Data entries for graphics
═══

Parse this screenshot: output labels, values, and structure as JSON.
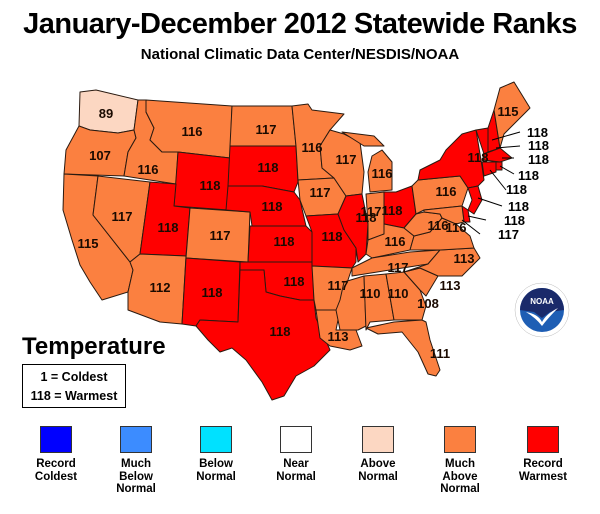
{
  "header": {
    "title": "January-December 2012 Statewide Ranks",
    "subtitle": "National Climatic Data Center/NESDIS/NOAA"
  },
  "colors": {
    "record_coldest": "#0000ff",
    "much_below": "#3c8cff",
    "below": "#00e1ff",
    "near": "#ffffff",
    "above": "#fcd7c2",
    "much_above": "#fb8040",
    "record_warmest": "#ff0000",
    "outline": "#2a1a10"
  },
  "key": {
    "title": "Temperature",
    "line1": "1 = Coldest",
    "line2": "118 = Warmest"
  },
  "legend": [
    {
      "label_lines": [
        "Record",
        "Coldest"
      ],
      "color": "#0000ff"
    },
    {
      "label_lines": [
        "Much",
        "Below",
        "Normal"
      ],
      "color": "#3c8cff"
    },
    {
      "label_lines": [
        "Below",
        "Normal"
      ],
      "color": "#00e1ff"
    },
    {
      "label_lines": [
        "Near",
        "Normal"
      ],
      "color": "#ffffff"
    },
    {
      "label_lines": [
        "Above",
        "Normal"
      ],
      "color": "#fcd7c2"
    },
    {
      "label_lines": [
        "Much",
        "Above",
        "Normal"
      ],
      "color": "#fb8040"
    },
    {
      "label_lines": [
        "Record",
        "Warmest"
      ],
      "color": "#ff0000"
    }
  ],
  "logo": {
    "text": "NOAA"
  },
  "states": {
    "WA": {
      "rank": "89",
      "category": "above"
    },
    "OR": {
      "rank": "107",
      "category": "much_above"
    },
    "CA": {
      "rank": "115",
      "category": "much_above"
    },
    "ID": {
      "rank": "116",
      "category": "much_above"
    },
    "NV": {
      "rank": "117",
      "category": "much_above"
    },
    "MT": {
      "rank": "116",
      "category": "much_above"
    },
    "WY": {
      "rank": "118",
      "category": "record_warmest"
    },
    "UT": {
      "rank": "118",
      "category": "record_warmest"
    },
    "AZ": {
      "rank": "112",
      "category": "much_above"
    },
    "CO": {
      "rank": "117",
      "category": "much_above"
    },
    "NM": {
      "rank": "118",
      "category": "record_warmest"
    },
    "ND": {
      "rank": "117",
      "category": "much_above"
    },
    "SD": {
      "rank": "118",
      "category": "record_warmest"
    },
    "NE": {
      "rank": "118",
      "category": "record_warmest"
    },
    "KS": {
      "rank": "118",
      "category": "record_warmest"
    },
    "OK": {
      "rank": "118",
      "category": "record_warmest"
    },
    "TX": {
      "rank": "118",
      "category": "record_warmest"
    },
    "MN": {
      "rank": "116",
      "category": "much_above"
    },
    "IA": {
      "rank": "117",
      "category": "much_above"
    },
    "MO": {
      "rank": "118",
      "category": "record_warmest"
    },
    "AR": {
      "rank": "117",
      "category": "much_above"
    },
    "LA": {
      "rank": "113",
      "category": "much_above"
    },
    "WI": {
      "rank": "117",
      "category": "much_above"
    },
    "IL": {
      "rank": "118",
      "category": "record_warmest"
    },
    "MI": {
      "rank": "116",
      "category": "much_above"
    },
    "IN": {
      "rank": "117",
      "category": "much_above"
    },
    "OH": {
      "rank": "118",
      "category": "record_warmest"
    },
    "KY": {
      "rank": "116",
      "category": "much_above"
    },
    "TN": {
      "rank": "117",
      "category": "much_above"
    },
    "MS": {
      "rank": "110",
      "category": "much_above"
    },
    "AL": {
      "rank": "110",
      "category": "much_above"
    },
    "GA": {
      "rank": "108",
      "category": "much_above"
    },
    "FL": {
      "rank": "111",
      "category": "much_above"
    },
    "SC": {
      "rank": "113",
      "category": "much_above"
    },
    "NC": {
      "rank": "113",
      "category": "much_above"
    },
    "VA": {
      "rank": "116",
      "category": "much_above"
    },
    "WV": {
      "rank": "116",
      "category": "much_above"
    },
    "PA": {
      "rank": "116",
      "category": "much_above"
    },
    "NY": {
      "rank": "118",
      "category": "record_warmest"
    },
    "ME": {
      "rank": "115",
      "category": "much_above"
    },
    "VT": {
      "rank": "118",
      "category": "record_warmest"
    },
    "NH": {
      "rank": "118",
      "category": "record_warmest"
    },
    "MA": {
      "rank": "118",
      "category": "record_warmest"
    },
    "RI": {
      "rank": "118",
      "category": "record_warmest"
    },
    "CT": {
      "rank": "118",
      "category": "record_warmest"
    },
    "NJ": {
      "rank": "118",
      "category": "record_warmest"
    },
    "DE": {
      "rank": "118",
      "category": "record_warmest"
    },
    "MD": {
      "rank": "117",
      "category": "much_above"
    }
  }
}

═══

* [EXERCISE] Write the listing above out again exactly, dropping each image.

* [FINISHED ANSWER]
Parse this screenshot: output labels, values, and structure as JSON.
{
  "header": {
    "title": "January-December 2012 Statewide Ranks",
    "subtitle": "National Climatic Data Center/NESDIS/NOAA"
  },
  "colors": {
    "record_coldest": "#0000ff",
    "much_below": "#3c8cff",
    "below": "#00e1ff",
    "near": "#ffffff",
    "above": "#fcd7c2",
    "much_above": "#fb8040",
    "record_warmest": "#ff0000",
    "outline": "#2a1a10"
  },
  "key": {
    "title": "Temperature",
    "line1": "1 = Coldest",
    "line2": "118 = Warmest"
  },
  "legend": [
    {
      "label_lines": [
        "Record",
        "Coldest"
      ],
      "color": "#0000ff"
    },
    {
      "label_lines": [
        "Much",
        "Below",
        "Normal"
      ],
      "color": "#3c8cff"
    },
    {
      "label_lines": [
        "Below",
        "Normal"
      ],
      "color": "#00e1ff"
    },
    {
      "label_lines": [
        "Near",
        "Normal"
      ],
      "color": "#ffffff"
    },
    {
      "label_lines": [
        "Above",
        "Normal"
      ],
      "color": "#fcd7c2"
    },
    {
      "label_lines": [
        "Much",
        "Above",
        "Normal"
      ],
      "color": "#fb8040"
    },
    {
      "label_lines": [
        "Record",
        "Warmest"
      ],
      "color": "#ff0000"
    }
  ],
  "logo": {
    "text": "NOAA"
  },
  "states": {
    "WA": {
      "rank": "89",
      "category": "above"
    },
    "OR": {
      "rank": "107",
      "category": "much_above"
    },
    "CA": {
      "rank": "115",
      "category": "much_above"
    },
    "ID": {
      "rank": "116",
      "category": "much_above"
    },
    "NV": {
      "rank": "117",
      "category": "much_above"
    },
    "MT": {
      "rank": "116",
      "category": "much_above"
    },
    "WY": {
      "rank": "118",
      "category": "record_warmest"
    },
    "UT": {
      "rank": "118",
      "category": "record_warmest"
    },
    "AZ": {
      "rank": "112",
      "category": "much_above"
    },
    "CO": {
      "rank": "117",
      "category": "much_above"
    },
    "NM": {
      "rank": "118",
      "category": "record_warmest"
    },
    "ND": {
      "rank": "117",
      "category": "much_above"
    },
    "SD": {
      "rank": "118",
      "category": "record_warmest"
    },
    "NE": {
      "rank": "118",
      "category": "record_warmest"
    },
    "KS": {
      "rank": "118",
      "category": "record_warmest"
    },
    "OK": {
      "rank": "118",
      "category": "record_warmest"
    },
    "TX": {
      "rank": "118",
      "category": "record_warmest"
    },
    "MN": {
      "rank": "116",
      "category": "much_above"
    },
    "IA": {
      "rank": "117",
      "category": "much_above"
    },
    "MO": {
      "rank": "118",
      "category": "record_warmest"
    },
    "AR": {
      "rank": "117",
      "category": "much_above"
    },
    "LA": {
      "rank": "113",
      "category": "much_above"
    },
    "WI": {
      "rank": "117",
      "category": "much_above"
    },
    "IL": {
      "rank": "118",
      "category": "record_warmest"
    },
    "MI": {
      "rank": "116",
      "category": "much_above"
    },
    "IN": {
      "rank": "117",
      "category": "much_above"
    },
    "OH": {
      "rank": "118",
      "category": "record_warmest"
    },
    "KY": {
      "rank": "116",
      "category": "much_above"
    },
    "TN": {
      "rank": "117",
      "category": "much_above"
    },
    "MS": {
      "rank": "110",
      "category": "much_above"
    },
    "AL": {
      "rank": "110",
      "category": "much_above"
    },
    "GA": {
      "rank": "108",
      "category": "much_above"
    },
    "FL": {
      "rank": "111",
      "category": "much_above"
    },
    "SC": {
      "rank": "113",
      "category": "much_above"
    },
    "NC": {
      "rank": "113",
      "category": "much_above"
    },
    "VA": {
      "rank": "116",
      "category": "much_above"
    },
    "WV": {
      "rank": "116",
      "category": "much_above"
    },
    "PA": {
      "rank": "116",
      "category": "much_above"
    },
    "NY": {
      "rank": "118",
      "category": "record_warmest"
    },
    "ME": {
      "rank": "115",
      "category": "much_above"
    },
    "VT": {
      "rank": "118",
      "category": "record_warmest"
    },
    "NH": {
      "rank": "118",
      "category": "record_warmest"
    },
    "MA": {
      "rank": "118",
      "category": "record_warmest"
    },
    "RI": {
      "rank": "118",
      "category": "record_warmest"
    },
    "CT": {
      "rank": "118",
      "category": "record_warmest"
    },
    "NJ": {
      "rank": "118",
      "category": "record_warmest"
    },
    "DE": {
      "rank": "118",
      "category": "record_warmest"
    },
    "MD": {
      "rank": "117",
      "category": "much_above"
    }
  }
}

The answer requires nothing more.